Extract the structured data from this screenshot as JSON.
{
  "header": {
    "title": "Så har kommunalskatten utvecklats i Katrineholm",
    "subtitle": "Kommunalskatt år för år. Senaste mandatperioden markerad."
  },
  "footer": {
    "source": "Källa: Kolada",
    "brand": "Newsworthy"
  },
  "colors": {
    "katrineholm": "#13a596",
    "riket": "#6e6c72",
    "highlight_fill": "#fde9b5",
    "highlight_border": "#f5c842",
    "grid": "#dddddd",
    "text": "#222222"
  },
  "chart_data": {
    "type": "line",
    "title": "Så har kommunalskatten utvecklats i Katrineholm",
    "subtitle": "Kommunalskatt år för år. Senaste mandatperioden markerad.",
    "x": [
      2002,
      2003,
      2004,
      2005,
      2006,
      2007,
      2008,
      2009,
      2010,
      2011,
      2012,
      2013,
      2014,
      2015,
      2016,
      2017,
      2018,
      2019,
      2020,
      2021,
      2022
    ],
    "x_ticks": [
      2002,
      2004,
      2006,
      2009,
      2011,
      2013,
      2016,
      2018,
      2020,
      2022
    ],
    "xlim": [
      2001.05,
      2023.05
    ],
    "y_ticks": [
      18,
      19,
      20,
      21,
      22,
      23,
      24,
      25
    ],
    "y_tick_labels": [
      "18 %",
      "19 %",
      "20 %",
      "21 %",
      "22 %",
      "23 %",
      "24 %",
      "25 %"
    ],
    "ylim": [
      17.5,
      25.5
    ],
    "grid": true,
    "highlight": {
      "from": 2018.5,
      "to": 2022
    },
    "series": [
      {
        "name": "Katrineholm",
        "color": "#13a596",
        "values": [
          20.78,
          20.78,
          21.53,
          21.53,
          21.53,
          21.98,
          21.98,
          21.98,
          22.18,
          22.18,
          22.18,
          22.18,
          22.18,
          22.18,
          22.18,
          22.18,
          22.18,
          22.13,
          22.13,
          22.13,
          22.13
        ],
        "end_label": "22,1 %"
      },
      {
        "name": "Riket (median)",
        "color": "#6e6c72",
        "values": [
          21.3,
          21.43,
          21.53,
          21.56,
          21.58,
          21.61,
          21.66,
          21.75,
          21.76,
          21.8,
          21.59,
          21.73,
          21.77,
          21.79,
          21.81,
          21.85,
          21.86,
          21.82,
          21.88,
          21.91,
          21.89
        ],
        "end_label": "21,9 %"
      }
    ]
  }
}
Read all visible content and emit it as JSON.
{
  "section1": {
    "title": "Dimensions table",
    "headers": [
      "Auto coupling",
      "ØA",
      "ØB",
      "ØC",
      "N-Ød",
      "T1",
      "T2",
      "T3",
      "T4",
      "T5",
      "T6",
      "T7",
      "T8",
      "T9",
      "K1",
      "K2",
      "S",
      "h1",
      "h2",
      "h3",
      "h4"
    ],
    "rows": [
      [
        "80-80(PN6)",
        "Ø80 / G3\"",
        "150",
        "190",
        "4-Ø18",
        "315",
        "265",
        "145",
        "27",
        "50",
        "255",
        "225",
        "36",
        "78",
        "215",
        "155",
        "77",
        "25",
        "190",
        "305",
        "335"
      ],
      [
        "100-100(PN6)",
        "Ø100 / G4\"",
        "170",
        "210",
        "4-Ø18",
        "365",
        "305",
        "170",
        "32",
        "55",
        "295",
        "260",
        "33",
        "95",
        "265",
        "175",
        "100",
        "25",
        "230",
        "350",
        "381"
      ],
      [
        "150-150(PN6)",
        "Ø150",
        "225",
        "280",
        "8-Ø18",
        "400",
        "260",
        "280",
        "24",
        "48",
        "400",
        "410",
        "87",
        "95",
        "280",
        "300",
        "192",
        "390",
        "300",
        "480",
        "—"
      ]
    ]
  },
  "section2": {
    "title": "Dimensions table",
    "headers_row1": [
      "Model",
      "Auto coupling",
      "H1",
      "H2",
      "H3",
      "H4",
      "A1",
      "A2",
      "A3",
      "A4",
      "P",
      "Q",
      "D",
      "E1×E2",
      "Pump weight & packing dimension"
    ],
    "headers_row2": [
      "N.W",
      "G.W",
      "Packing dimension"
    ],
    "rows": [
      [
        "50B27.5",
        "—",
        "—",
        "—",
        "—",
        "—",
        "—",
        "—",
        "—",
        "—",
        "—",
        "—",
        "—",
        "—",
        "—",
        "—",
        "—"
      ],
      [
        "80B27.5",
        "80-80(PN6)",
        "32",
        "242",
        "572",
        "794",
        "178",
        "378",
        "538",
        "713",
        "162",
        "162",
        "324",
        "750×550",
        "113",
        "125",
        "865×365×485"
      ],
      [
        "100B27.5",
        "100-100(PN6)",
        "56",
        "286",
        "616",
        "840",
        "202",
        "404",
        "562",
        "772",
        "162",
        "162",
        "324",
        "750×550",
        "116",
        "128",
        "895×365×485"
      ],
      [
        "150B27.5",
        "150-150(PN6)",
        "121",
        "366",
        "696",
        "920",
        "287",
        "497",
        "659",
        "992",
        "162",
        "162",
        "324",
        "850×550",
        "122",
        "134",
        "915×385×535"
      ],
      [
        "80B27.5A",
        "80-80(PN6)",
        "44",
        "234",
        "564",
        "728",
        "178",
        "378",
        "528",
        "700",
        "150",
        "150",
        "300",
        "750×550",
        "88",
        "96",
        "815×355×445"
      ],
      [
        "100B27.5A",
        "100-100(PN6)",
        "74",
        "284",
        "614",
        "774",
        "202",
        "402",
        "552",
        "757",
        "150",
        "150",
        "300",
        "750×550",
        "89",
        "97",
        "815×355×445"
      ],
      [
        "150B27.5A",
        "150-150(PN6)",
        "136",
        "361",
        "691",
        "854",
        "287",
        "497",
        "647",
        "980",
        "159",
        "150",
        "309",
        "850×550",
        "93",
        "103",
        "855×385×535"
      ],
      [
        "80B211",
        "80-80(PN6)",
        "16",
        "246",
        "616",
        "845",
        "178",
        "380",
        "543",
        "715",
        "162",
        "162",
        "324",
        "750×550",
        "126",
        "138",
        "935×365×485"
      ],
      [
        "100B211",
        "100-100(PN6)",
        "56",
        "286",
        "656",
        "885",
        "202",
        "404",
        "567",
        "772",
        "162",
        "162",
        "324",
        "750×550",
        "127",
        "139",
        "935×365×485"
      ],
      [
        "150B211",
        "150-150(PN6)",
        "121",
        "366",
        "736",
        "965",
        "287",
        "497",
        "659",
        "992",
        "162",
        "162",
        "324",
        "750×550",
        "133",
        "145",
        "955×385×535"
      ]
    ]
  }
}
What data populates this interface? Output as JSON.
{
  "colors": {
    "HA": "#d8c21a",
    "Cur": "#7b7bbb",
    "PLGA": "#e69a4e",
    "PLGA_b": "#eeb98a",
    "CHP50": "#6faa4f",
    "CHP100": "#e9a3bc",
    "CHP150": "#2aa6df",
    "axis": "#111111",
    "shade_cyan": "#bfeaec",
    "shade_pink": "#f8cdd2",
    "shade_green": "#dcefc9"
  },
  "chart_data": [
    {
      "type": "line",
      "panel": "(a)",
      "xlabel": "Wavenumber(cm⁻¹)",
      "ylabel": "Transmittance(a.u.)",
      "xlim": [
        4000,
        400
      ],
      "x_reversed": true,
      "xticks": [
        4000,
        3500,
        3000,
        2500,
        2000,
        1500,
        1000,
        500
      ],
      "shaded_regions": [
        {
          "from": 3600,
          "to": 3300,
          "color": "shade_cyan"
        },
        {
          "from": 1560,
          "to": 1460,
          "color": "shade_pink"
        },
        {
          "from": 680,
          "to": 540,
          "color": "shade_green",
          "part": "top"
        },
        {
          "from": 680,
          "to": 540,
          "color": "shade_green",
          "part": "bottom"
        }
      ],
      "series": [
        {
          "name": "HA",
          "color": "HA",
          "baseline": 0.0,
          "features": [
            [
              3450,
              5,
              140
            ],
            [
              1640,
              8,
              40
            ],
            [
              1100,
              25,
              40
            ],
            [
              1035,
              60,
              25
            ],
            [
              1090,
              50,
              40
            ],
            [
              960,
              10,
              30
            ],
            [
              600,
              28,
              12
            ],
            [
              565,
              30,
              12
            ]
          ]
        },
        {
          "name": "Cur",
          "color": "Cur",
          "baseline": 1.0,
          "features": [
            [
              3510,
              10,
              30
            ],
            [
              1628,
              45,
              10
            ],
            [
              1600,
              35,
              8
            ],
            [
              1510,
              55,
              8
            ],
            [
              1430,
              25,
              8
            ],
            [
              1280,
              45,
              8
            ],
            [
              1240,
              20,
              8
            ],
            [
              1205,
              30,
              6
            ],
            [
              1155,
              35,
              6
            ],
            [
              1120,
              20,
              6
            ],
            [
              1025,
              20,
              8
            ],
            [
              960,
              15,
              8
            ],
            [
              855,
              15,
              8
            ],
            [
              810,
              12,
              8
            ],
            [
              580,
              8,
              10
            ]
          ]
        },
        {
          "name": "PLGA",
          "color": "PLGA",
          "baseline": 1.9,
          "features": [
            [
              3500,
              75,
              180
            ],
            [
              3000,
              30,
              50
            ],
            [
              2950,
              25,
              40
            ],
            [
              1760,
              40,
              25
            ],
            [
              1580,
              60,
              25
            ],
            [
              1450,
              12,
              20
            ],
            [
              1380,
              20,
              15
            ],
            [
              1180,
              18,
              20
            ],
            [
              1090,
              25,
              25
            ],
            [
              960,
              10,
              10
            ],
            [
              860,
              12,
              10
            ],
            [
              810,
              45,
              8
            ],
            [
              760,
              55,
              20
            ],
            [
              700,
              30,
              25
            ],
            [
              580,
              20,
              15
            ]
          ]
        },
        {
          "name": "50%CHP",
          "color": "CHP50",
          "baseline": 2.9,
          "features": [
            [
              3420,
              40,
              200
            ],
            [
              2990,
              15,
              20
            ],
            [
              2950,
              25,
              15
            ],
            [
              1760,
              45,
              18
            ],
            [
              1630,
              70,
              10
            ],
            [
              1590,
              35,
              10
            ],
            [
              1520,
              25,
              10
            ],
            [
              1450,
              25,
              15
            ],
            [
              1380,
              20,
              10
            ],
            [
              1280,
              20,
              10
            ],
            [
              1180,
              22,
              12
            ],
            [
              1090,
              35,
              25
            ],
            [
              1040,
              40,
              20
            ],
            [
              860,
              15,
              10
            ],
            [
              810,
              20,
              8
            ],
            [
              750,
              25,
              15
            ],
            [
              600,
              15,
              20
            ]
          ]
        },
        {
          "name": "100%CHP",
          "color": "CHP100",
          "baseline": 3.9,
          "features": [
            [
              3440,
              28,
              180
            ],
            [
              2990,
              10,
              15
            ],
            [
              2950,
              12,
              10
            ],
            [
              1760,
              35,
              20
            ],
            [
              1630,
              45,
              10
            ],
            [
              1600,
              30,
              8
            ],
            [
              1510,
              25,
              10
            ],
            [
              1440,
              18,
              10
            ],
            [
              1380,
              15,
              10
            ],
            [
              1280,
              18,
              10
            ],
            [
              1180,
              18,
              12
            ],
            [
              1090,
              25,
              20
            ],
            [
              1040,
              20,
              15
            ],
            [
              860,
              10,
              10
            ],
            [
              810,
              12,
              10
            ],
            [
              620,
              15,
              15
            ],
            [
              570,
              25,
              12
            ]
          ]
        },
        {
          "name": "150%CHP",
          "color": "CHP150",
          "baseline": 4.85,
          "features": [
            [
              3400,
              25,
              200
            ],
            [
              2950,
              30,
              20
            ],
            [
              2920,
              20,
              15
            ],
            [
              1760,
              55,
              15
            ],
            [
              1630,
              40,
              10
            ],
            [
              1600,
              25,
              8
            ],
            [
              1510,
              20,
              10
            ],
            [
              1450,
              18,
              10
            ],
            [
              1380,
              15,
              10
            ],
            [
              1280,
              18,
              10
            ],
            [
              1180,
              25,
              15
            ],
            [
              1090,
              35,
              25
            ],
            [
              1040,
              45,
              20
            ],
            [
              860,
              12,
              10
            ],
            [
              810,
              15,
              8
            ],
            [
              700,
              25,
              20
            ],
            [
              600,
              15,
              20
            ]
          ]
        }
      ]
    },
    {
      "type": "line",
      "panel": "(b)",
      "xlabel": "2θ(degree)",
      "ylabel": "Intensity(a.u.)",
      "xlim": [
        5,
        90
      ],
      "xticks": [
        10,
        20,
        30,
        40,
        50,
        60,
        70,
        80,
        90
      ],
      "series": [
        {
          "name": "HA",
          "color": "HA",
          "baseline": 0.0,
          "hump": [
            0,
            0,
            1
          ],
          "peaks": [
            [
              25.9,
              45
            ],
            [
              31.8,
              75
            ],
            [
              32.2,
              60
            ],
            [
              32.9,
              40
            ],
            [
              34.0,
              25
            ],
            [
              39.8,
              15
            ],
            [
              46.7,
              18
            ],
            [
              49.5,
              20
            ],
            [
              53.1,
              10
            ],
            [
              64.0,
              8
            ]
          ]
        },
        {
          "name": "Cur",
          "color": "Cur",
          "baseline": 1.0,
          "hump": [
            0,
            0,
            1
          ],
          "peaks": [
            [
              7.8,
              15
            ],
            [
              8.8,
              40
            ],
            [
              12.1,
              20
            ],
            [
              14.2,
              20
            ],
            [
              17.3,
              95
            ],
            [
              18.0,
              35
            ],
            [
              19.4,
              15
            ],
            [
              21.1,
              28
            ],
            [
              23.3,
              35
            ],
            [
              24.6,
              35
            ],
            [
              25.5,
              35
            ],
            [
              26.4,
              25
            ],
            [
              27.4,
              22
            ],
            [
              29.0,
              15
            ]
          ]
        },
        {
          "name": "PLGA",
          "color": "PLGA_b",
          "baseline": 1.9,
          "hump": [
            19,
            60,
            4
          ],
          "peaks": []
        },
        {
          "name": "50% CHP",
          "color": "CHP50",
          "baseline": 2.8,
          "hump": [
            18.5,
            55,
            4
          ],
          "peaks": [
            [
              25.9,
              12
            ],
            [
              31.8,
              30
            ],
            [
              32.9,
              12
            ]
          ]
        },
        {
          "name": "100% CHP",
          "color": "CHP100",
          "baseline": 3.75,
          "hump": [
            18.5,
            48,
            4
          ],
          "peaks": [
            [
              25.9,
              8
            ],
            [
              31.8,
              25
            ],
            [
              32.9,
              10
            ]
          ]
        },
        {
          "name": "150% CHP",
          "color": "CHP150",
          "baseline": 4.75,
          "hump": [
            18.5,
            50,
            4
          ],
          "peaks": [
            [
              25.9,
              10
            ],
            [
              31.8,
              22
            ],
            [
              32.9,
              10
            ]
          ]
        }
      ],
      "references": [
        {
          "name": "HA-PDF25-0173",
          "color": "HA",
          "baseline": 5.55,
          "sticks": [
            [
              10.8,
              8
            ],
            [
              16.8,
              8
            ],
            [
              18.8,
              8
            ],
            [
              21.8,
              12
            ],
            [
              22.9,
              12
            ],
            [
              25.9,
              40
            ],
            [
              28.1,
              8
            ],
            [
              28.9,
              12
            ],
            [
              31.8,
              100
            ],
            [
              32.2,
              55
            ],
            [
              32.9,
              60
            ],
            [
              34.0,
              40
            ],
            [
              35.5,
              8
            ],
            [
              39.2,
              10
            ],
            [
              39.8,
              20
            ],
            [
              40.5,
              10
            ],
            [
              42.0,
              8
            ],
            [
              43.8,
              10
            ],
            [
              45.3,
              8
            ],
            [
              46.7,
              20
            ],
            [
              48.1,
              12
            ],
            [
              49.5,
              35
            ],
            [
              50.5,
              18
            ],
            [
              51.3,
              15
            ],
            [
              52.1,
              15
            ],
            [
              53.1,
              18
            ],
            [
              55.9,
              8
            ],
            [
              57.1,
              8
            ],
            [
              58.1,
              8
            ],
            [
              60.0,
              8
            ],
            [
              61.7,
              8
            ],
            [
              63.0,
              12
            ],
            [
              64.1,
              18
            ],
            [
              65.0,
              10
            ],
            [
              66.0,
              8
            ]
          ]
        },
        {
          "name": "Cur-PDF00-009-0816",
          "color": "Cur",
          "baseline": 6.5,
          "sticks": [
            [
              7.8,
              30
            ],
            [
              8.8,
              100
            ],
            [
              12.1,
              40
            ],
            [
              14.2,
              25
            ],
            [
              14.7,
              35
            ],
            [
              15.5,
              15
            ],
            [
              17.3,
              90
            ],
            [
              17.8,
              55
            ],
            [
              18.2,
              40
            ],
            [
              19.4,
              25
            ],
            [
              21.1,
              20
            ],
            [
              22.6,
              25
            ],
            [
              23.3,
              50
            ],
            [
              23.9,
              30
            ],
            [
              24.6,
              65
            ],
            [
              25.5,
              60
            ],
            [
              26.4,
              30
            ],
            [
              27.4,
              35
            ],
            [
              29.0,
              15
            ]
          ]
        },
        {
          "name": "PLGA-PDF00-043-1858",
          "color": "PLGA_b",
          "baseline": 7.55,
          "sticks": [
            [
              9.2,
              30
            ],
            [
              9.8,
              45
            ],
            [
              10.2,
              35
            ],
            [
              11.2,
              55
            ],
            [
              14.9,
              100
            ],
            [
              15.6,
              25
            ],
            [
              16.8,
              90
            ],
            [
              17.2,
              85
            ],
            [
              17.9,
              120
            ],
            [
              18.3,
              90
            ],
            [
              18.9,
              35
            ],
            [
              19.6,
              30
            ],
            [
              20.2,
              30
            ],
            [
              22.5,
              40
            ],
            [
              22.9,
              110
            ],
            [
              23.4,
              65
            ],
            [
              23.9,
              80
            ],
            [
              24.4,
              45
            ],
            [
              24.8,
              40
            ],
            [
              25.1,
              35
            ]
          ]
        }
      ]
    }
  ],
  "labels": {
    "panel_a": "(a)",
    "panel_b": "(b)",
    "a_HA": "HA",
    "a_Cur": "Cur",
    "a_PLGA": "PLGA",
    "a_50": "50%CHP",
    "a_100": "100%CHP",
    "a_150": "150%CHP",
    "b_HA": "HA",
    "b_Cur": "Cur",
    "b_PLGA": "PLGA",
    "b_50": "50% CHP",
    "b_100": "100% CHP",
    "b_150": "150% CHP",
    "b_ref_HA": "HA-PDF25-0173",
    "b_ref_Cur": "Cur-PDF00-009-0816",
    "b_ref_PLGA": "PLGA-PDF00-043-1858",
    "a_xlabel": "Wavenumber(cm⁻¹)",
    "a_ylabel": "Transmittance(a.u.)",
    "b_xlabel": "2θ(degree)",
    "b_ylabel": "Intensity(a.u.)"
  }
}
------------------------------------
State how many lines of the records above contain the word "from", giving only that number.

6